DATASET RECORDS:
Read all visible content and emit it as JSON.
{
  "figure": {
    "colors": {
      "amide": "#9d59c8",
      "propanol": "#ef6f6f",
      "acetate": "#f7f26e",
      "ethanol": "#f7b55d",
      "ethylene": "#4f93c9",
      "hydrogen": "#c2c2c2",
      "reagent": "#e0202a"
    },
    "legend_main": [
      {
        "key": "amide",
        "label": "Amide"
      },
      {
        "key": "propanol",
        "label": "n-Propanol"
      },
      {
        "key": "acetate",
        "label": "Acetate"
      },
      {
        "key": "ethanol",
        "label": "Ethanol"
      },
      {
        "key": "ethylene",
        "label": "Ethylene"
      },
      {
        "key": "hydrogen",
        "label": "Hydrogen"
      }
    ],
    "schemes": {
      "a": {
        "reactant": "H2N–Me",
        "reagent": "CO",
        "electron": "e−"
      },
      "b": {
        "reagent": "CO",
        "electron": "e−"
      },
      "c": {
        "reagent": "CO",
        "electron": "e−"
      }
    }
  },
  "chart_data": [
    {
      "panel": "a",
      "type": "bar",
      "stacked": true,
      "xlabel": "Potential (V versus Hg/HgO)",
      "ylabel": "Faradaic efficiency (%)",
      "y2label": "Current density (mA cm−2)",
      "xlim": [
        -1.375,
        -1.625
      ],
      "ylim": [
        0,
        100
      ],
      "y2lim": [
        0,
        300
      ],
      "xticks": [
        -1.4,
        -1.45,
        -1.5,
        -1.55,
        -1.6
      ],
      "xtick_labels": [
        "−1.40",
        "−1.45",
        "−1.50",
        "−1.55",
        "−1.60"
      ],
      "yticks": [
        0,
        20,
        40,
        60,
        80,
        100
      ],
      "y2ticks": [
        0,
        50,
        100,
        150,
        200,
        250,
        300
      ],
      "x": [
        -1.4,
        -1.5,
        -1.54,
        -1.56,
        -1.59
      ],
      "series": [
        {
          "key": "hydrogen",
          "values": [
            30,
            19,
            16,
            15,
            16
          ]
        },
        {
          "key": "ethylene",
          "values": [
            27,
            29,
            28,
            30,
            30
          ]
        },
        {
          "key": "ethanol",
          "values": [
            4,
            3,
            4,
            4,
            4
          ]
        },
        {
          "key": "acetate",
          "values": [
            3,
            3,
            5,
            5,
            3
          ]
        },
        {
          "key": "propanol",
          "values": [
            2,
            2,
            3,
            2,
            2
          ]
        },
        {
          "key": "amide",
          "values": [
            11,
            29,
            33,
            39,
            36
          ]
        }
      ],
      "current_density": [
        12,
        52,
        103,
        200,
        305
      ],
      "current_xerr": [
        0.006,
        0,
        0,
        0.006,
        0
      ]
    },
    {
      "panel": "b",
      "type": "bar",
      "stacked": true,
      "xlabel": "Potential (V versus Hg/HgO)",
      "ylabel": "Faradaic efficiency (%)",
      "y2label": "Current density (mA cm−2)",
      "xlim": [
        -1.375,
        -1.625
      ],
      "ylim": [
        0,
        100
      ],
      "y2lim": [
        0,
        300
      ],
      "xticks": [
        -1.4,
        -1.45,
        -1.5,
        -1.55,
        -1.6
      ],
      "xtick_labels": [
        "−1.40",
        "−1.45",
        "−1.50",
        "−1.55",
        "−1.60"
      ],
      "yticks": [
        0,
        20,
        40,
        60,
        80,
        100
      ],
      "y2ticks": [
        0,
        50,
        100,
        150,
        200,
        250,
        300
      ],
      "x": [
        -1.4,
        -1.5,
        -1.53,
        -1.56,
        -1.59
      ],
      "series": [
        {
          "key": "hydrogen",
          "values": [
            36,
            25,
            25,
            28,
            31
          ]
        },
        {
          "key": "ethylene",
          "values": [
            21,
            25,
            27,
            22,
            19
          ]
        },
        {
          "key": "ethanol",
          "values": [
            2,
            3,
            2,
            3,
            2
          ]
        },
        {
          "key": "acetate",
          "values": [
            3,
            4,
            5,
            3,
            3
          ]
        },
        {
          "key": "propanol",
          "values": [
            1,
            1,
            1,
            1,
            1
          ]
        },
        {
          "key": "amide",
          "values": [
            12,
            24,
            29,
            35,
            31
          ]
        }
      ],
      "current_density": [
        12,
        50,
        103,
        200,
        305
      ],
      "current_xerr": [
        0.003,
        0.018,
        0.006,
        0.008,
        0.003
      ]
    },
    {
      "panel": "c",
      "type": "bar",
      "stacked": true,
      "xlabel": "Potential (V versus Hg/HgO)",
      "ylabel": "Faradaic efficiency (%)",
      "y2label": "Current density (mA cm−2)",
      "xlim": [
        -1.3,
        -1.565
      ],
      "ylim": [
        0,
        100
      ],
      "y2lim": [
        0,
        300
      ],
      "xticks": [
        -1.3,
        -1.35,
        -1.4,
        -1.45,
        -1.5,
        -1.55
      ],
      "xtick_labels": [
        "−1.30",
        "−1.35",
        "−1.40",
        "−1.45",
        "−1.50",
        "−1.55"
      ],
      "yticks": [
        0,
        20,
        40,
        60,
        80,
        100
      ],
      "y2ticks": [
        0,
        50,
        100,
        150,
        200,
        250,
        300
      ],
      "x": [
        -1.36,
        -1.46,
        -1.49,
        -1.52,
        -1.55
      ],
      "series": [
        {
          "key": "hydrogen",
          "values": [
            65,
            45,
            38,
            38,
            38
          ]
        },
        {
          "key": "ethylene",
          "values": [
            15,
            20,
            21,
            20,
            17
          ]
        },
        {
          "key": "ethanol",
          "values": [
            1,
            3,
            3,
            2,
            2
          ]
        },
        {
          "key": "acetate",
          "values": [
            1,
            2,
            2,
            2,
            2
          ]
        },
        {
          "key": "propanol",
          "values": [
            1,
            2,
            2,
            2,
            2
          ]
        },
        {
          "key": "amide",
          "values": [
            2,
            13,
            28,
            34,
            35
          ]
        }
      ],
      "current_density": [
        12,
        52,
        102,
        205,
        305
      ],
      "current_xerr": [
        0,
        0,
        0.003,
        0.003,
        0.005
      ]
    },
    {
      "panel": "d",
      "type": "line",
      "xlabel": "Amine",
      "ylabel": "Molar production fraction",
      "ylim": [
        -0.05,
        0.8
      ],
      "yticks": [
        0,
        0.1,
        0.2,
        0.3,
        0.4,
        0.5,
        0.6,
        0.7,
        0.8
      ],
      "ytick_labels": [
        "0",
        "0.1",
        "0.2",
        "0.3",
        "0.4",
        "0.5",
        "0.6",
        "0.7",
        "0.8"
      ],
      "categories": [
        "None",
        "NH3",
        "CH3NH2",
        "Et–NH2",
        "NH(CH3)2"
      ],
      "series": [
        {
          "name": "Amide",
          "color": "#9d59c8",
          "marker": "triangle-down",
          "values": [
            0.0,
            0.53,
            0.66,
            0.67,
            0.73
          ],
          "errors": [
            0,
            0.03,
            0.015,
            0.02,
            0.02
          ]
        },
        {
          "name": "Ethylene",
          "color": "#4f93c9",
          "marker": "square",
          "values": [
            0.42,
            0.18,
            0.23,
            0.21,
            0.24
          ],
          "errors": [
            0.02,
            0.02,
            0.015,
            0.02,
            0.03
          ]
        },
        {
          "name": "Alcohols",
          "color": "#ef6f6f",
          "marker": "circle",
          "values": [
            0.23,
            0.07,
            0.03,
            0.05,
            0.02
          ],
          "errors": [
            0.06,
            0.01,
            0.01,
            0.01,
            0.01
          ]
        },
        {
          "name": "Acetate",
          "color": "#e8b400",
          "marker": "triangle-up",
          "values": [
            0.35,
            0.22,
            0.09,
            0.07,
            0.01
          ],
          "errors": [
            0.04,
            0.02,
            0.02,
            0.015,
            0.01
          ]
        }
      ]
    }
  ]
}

GIVEN EXERCISE: Write out the data again, exactly and in full.

OUTPUT:
Read all visible content and emit it as JSON.
{
  "figure": {
    "colors": {
      "amide": "#9d59c8",
      "propanol": "#ef6f6f",
      "acetate": "#f7f26e",
      "ethanol": "#f7b55d",
      "ethylene": "#4f93c9",
      "hydrogen": "#c2c2c2",
      "reagent": "#e0202a"
    },
    "legend_main": [
      {
        "key": "amide",
        "label": "Amide"
      },
      {
        "key": "propanol",
        "label": "n-Propanol"
      },
      {
        "key": "acetate",
        "label": "Acetate"
      },
      {
        "key": "ethanol",
        "label": "Ethanol"
      },
      {
        "key": "ethylene",
        "label": "Ethylene"
      },
      {
        "key": "hydrogen",
        "label": "Hydrogen"
      }
    ],
    "schemes": {
      "a": {
        "reactant": "H2N–Me",
        "reagent": "CO",
        "electron": "e−"
      },
      "b": {
        "reagent": "CO",
        "electron": "e−"
      },
      "c": {
        "reagent": "CO",
        "electron": "e−"
      }
    }
  },
  "chart_data": [
    {
      "panel": "a",
      "type": "bar",
      "stacked": true,
      "xlabel": "Potential (V versus Hg/HgO)",
      "ylabel": "Faradaic efficiency (%)",
      "y2label": "Current density (mA cm−2)",
      "xlim": [
        -1.375,
        -1.625
      ],
      "ylim": [
        0,
        100
      ],
      "y2lim": [
        0,
        300
      ],
      "xticks": [
        -1.4,
        -1.45,
        -1.5,
        -1.55,
        -1.6
      ],
      "xtick_labels": [
        "−1.40",
        "−1.45",
        "−1.50",
        "−1.55",
        "−1.60"
      ],
      "yticks": [
        0,
        20,
        40,
        60,
        80,
        100
      ],
      "y2ticks": [
        0,
        50,
        100,
        150,
        200,
        250,
        300
      ],
      "x": [
        -1.4,
        -1.5,
        -1.54,
        -1.56,
        -1.59
      ],
      "series": [
        {
          "key": "hydrogen",
          "values": [
            30,
            19,
            16,
            15,
            16
          ]
        },
        {
          "key": "ethylene",
          "values": [
            27,
            29,
            28,
            30,
            30
          ]
        },
        {
          "key": "ethanol",
          "values": [
            4,
            3,
            4,
            4,
            4
          ]
        },
        {
          "key": "acetate",
          "values": [
            3,
            3,
            5,
            5,
            3
          ]
        },
        {
          "key": "propanol",
          "values": [
            2,
            2,
            3,
            2,
            2
          ]
        },
        {
          "key": "amide",
          "values": [
            11,
            29,
            33,
            39,
            36
          ]
        }
      ],
      "current_density": [
        12,
        52,
        103,
        200,
        305
      ],
      "current_xerr": [
        0.006,
        0,
        0,
        0.006,
        0
      ]
    },
    {
      "panel": "b",
      "type": "bar",
      "stacked": true,
      "xlabel": "Potential (V versus Hg/HgO)",
      "ylabel": "Faradaic efficiency (%)",
      "y2label": "Current density (mA cm−2)",
      "xlim": [
        -1.375,
        -1.625
      ],
      "ylim": [
        0,
        100
      ],
      "y2lim": [
        0,
        300
      ],
      "xticks": [
        -1.4,
        -1.45,
        -1.5,
        -1.55,
        -1.6
      ],
      "xtick_labels": [
        "−1.40",
        "−1.45",
        "−1.50",
        "−1.55",
        "−1.60"
      ],
      "yticks": [
        0,
        20,
        40,
        60,
        80,
        100
      ],
      "y2ticks": [
        0,
        50,
        100,
        150,
        200,
        250,
        300
      ],
      "x": [
        -1.4,
        -1.5,
        -1.53,
        -1.56,
        -1.59
      ],
      "series": [
        {
          "key": "hydrogen",
          "values": [
            36,
            25,
            25,
            28,
            31
          ]
        },
        {
          "key": "ethylene",
          "values": [
            21,
            25,
            27,
            22,
            19
          ]
        },
        {
          "key": "ethanol",
          "values": [
            2,
            3,
            2,
            3,
            2
          ]
        },
        {
          "key": "acetate",
          "values": [
            3,
            4,
            5,
            3,
            3
          ]
        },
        {
          "key": "propanol",
          "values": [
            1,
            1,
            1,
            1,
            1
          ]
        },
        {
          "key": "amide",
          "values": [
            12,
            24,
            29,
            35,
            31
          ]
        }
      ],
      "current_density": [
        12,
        50,
        103,
        200,
        305
      ],
      "current_xerr": [
        0.003,
        0.018,
        0.006,
        0.008,
        0.003
      ]
    },
    {
      "panel": "c",
      "type": "bar",
      "stacked": true,
      "xlabel": "Potential (V versus Hg/HgO)",
      "ylabel": "Faradaic efficiency (%)",
      "y2label": "Current density (mA cm−2)",
      "xlim": [
        -1.3,
        -1.565
      ],
      "ylim": [
        0,
        100
      ],
      "y2lim": [
        0,
        300
      ],
      "xticks": [
        -1.3,
        -1.35,
        -1.4,
        -1.45,
        -1.5,
        -1.55
      ],
      "xtick_labels": [
        "−1.30",
        "−1.35",
        "−1.40",
        "−1.45",
        "−1.50",
        "−1.55"
      ],
      "yticks": [
        0,
        20,
        40,
        60,
        80,
        100
      ],
      "y2ticks": [
        0,
        50,
        100,
        150,
        200,
        250,
        300
      ],
      "x": [
        -1.36,
        -1.46,
        -1.49,
        -1.52,
        -1.55
      ],
      "series": [
        {
          "key": "hydrogen",
          "values": [
            65,
            45,
            38,
            38,
            38
          ]
        },
        {
          "key": "ethylene",
          "values": [
            15,
            20,
            21,
            20,
            17
          ]
        },
        {
          "key": "ethanol",
          "values": [
            1,
            3,
            3,
            2,
            2
          ]
        },
        {
          "key": "acetate",
          "values": [
            1,
            2,
            2,
            2,
            2
          ]
        },
        {
          "key": "propanol",
          "values": [
            1,
            2,
            2,
            2,
            2
          ]
        },
        {
          "key": "amide",
          "values": [
            2,
            13,
            28,
            34,
            35
          ]
        }
      ],
      "current_density": [
        12,
        52,
        102,
        205,
        305
      ],
      "current_xerr": [
        0,
        0,
        0.003,
        0.003,
        0.005
      ]
    },
    {
      "panel": "d",
      "type": "line",
      "xlabel": "Amine",
      "ylabel": "Molar production fraction",
      "ylim": [
        -0.05,
        0.8
      ],
      "yticks": [
        0,
        0.1,
        0.2,
        0.3,
        0.4,
        0.5,
        0.6,
        0.7,
        0.8
      ],
      "ytick_labels": [
        "0",
        "0.1",
        "0.2",
        "0.3",
        "0.4",
        "0.5",
        "0.6",
        "0.7",
        "0.8"
      ],
      "categories": [
        "None",
        "NH3",
        "CH3NH2",
        "Et–NH2",
        "NH(CH3)2"
      ],
      "series": [
        {
          "name": "Amide",
          "color": "#9d59c8",
          "marker": "triangle-down",
          "values": [
            0.0,
            0.53,
            0.66,
            0.67,
            0.73
          ],
          "errors": [
            0,
            0.03,
            0.015,
            0.02,
            0.02
          ]
        },
        {
          "name": "Ethylene",
          "color": "#4f93c9",
          "marker": "square",
          "values": [
            0.42,
            0.18,
            0.23,
            0.21,
            0.24
          ],
          "errors": [
            0.02,
            0.02,
            0.015,
            0.02,
            0.03
          ]
        },
        {
          "name": "Alcohols",
          "color": "#ef6f6f",
          "marker": "circle",
          "values": [
            0.23,
            0.07,
            0.03,
            0.05,
            0.02
          ],
          "errors": [
            0.06,
            0.01,
            0.01,
            0.01,
            0.01
          ]
        },
        {
          "name": "Acetate",
          "color": "#e8b400",
          "marker": "triangle-up",
          "values": [
            0.35,
            0.22,
            0.09,
            0.07,
            0.01
          ],
          "errors": [
            0.04,
            0.02,
            0.02,
            0.015,
            0.01
          ]
        }
      ]
    }
  ]
}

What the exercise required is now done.